What the task requires:
In the records below, find each line with the word "treści" and copy it.

########

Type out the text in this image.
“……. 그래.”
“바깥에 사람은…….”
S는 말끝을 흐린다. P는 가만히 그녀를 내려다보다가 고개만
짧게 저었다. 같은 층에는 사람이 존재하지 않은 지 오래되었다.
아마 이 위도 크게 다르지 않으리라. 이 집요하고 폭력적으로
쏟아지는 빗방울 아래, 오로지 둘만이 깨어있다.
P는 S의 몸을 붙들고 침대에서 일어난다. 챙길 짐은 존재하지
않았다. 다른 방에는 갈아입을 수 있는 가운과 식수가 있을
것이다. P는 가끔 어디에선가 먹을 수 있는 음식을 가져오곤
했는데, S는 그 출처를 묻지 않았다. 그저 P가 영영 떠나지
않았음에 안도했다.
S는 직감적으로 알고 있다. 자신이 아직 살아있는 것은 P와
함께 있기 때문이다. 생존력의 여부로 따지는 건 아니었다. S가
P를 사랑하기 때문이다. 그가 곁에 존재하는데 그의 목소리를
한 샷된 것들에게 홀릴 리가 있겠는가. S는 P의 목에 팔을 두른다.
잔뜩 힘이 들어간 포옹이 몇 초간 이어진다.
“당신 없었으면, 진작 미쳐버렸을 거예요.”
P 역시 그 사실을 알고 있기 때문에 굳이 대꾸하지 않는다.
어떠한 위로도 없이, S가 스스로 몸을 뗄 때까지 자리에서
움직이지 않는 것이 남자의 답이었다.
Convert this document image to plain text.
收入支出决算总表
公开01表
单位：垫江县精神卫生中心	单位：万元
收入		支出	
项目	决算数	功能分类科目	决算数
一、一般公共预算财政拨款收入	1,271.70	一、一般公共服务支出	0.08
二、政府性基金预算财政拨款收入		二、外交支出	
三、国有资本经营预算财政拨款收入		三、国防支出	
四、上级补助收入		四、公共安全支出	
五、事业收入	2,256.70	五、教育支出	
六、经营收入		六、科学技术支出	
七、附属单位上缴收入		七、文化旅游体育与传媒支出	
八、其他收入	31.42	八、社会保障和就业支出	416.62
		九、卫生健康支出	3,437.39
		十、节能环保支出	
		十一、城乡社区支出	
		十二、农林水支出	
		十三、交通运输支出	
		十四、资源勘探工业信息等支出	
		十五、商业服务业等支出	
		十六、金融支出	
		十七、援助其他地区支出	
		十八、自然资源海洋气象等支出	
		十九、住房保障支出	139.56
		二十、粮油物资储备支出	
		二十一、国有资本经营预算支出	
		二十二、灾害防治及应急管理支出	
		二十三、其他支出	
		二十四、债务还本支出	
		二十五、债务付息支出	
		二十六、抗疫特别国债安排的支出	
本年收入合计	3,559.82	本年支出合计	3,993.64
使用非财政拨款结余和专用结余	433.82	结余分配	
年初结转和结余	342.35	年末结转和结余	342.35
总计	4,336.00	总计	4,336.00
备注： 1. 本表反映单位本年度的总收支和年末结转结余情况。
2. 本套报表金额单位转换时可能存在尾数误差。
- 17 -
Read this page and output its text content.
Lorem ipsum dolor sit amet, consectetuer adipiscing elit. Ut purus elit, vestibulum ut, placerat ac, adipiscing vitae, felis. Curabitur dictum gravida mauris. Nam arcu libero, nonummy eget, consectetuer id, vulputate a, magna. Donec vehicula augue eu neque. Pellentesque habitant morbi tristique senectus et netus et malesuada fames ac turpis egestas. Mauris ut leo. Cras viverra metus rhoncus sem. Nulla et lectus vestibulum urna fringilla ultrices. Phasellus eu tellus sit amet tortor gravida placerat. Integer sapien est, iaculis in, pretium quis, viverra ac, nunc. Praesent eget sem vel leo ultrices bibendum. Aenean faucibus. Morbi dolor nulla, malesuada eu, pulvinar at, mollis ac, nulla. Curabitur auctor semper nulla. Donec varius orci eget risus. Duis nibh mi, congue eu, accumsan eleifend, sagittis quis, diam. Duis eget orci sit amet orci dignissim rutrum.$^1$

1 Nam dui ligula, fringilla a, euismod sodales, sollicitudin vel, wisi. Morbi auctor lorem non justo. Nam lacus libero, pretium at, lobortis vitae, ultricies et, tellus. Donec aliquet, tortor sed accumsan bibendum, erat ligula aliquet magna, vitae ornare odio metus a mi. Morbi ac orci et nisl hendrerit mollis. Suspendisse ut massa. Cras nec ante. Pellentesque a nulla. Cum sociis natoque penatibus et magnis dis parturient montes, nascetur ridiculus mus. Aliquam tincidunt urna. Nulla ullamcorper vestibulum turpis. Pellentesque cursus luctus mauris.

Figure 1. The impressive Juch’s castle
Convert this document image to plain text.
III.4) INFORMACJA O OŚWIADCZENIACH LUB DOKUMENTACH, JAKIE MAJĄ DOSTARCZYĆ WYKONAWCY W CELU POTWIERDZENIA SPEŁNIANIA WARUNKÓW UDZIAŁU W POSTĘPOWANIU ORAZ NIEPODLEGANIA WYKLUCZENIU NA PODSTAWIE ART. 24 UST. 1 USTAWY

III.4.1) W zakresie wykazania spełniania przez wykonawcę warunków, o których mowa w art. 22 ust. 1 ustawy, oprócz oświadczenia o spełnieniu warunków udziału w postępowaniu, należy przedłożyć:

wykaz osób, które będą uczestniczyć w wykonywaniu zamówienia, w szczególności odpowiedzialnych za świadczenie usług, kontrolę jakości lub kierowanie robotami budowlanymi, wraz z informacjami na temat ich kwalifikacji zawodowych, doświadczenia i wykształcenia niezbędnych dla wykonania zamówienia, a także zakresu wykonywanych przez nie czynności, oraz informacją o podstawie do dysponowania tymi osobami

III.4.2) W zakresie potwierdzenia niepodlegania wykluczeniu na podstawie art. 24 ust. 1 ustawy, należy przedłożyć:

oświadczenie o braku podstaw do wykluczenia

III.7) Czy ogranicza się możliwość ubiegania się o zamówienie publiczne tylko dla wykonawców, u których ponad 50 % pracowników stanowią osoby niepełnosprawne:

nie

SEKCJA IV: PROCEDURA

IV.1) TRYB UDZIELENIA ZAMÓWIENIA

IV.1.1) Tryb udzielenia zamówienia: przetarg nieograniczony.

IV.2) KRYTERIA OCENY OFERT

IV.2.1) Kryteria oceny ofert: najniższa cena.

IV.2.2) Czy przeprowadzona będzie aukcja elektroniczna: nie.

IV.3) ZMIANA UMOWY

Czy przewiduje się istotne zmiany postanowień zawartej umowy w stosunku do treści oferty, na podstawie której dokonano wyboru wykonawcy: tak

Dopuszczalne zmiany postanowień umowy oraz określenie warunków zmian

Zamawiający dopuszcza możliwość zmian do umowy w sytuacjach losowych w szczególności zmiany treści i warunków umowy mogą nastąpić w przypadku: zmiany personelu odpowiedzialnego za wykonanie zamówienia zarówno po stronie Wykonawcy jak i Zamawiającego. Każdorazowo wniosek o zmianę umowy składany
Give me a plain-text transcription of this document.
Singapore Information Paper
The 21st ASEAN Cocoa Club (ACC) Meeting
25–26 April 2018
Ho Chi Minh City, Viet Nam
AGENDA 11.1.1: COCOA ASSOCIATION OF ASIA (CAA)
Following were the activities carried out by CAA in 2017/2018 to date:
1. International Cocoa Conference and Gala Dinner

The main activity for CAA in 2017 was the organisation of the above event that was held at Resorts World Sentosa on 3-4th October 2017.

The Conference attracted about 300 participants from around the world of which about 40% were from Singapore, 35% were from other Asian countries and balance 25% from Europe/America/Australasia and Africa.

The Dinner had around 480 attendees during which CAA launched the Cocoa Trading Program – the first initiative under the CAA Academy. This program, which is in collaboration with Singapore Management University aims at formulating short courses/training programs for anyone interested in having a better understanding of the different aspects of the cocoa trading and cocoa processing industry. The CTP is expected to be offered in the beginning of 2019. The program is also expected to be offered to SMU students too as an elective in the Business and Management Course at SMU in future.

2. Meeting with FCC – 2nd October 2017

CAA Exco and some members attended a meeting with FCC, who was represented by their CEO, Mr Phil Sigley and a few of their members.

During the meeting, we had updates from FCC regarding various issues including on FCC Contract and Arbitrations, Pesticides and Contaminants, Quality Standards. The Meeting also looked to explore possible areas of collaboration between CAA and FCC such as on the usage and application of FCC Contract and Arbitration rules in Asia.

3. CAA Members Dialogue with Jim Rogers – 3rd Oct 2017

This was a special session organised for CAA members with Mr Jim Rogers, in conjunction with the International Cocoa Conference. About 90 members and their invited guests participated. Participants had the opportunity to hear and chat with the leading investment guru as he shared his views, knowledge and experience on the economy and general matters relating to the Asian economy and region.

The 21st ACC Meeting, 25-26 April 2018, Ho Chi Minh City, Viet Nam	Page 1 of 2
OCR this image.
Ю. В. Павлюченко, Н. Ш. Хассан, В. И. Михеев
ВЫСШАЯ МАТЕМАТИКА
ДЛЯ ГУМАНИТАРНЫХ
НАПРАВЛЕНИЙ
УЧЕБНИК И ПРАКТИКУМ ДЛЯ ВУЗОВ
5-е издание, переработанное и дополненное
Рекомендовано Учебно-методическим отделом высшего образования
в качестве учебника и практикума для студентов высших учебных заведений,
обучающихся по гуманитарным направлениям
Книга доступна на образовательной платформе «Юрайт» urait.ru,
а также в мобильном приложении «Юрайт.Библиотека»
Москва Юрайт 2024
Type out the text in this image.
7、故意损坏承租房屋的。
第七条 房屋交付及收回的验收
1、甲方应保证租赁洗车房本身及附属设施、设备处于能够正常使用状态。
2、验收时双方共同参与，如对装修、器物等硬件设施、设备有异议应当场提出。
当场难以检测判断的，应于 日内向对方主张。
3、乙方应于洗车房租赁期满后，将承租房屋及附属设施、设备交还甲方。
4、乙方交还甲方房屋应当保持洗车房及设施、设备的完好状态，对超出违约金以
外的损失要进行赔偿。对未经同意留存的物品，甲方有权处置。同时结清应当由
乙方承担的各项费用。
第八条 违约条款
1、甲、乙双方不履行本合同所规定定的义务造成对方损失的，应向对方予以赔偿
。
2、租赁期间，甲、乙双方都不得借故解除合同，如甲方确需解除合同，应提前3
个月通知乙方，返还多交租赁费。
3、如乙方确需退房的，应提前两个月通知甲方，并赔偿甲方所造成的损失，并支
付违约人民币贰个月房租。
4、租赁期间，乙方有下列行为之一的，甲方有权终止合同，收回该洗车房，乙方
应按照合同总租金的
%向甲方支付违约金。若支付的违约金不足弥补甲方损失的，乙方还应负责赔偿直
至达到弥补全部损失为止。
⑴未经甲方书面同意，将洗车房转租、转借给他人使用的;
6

########

Solved problem:
Czy przewiduje się istotne zmiany postanowień zawartej umowy w stosunku do treści oferty, na podstawie której dokonano wyboru wykonawcy: tak
Zamawiający dopuszcza możliwość zmian do umowy w sytuacjach losowych w szczególności zmiany treści i warunków umowy mogą nastąpić w przypadku: zmiany personelu odpowiedzialnego za wykonanie zamówienia zarówno po stronie Wykonawcy jak i Zamawiającego. Każdorazowo wniosek o zmianę umowy składany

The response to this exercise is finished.